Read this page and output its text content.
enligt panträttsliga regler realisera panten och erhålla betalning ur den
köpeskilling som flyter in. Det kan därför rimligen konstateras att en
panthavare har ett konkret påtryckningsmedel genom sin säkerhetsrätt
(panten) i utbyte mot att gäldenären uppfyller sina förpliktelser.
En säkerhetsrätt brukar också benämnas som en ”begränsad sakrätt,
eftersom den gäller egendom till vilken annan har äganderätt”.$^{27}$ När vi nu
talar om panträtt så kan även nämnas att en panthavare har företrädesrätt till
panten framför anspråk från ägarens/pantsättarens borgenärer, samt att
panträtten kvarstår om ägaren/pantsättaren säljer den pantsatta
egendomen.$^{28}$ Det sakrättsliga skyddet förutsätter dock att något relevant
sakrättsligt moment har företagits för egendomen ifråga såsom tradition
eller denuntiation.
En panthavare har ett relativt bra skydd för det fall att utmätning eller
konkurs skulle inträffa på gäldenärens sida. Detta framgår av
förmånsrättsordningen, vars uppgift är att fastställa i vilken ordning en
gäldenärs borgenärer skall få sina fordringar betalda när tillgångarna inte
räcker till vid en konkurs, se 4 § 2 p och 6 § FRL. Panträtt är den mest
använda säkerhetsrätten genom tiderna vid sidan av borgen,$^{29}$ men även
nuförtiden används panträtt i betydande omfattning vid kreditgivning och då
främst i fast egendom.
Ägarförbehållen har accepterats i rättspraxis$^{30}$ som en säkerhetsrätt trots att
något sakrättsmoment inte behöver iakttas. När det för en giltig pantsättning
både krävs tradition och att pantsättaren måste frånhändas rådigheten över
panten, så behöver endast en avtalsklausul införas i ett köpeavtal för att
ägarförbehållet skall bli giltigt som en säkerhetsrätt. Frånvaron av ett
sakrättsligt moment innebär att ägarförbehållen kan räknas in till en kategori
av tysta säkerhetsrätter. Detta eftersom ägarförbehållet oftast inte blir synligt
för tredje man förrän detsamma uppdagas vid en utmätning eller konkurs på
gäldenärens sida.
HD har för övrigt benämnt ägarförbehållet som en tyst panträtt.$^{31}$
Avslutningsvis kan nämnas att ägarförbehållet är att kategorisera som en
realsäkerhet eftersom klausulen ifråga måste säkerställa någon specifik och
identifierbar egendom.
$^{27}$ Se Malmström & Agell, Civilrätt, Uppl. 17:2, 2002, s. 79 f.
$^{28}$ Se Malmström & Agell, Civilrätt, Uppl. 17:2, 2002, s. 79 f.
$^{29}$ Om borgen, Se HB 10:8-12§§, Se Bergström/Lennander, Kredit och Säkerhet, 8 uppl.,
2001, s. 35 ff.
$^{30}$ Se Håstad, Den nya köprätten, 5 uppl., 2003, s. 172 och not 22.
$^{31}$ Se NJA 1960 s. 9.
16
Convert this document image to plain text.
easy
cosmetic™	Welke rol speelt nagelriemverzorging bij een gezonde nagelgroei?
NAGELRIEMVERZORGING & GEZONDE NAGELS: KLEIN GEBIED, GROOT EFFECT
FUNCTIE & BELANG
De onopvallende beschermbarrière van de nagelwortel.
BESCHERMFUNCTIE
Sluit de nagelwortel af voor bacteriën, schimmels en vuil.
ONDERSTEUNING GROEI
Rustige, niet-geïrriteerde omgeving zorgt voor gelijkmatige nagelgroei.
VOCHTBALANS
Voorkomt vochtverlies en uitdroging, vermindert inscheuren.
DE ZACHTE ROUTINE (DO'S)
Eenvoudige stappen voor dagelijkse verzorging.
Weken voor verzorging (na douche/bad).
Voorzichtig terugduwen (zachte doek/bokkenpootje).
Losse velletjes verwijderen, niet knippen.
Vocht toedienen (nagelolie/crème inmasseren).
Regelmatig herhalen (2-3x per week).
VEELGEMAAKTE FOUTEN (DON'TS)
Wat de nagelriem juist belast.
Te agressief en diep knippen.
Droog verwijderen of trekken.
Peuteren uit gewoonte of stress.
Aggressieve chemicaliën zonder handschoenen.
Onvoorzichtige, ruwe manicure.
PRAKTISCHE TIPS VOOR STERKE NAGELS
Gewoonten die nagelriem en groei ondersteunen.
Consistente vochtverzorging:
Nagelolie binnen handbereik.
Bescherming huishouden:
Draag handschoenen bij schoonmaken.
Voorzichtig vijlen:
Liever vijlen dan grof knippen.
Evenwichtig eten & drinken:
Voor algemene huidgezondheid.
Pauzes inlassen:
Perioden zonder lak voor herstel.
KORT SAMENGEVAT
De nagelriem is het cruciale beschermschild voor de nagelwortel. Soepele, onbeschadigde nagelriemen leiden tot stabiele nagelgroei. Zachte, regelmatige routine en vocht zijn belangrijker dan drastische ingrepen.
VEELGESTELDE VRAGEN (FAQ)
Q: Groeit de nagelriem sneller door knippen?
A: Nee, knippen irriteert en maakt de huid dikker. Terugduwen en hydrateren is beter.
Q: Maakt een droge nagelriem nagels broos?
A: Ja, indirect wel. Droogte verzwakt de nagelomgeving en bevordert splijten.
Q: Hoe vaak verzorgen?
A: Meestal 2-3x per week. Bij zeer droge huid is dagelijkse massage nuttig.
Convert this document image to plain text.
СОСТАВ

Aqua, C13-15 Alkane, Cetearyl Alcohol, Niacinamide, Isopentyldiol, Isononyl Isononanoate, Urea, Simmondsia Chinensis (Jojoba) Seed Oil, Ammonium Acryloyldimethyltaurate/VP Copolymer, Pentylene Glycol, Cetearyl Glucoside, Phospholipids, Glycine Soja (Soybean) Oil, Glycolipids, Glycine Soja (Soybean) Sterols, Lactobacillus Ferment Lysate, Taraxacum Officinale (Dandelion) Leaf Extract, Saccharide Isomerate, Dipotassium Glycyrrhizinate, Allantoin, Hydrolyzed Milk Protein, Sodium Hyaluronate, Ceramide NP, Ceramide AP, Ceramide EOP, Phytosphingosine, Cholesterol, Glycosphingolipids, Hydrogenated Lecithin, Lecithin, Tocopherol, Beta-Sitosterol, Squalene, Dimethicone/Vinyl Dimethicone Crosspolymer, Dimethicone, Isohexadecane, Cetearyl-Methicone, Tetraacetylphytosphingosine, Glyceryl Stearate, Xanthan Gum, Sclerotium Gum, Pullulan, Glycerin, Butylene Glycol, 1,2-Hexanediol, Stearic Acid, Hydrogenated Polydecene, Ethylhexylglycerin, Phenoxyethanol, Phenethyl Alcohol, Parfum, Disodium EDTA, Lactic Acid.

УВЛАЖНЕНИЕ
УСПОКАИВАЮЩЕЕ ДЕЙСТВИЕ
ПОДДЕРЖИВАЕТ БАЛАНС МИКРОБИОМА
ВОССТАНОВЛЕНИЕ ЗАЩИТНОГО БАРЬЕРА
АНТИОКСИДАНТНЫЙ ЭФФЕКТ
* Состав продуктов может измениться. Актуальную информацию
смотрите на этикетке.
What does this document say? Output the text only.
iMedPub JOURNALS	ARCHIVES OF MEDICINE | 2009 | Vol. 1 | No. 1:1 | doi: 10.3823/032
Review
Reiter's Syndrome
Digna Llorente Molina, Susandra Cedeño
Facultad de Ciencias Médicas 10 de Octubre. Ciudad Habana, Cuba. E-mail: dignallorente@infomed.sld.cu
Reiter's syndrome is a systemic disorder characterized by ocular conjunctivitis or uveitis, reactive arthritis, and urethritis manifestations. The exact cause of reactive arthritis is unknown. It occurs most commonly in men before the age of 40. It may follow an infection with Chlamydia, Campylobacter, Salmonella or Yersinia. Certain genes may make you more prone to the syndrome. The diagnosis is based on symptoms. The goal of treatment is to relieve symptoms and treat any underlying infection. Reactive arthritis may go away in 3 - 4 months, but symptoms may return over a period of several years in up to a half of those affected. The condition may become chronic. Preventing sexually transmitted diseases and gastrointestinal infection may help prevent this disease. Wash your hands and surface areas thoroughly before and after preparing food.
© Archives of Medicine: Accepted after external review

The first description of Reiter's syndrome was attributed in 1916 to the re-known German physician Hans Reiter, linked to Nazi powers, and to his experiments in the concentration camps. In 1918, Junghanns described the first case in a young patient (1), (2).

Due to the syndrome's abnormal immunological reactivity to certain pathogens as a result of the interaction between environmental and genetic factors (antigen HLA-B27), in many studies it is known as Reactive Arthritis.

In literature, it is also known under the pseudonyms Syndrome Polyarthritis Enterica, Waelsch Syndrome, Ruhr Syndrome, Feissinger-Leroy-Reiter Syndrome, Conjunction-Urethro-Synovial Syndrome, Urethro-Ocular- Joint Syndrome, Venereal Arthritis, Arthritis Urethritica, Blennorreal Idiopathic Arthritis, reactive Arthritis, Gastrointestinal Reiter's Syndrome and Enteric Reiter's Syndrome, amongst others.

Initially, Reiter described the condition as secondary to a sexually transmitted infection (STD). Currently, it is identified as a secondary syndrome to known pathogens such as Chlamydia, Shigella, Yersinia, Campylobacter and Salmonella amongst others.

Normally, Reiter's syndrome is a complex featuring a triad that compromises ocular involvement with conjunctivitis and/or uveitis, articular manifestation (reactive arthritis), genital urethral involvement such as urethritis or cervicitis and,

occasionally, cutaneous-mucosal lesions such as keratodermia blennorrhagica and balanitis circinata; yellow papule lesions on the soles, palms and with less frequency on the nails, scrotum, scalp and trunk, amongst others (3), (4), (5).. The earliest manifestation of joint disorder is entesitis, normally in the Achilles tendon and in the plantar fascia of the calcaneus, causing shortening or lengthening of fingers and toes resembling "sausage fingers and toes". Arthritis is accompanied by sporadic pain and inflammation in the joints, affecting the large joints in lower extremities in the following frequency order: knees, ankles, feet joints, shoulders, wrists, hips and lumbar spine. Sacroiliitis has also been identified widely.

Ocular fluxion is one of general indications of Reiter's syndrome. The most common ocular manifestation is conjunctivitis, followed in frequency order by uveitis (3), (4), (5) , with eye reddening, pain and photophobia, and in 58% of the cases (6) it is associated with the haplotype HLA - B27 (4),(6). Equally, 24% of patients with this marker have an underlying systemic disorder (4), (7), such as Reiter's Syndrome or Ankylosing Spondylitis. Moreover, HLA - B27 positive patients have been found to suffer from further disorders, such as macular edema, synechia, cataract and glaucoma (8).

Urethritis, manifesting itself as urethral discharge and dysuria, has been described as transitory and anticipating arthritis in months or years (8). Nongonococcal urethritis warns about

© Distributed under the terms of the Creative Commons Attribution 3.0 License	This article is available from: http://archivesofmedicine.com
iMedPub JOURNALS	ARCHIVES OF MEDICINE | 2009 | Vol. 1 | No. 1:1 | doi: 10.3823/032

++++++++++++++++++++

Filter the data down to the lines that contain the string "gäldenärens", and copy them.

konkurs skulle inträffa på gäldenärens sida. Detta framgår av
gäldenärens sida.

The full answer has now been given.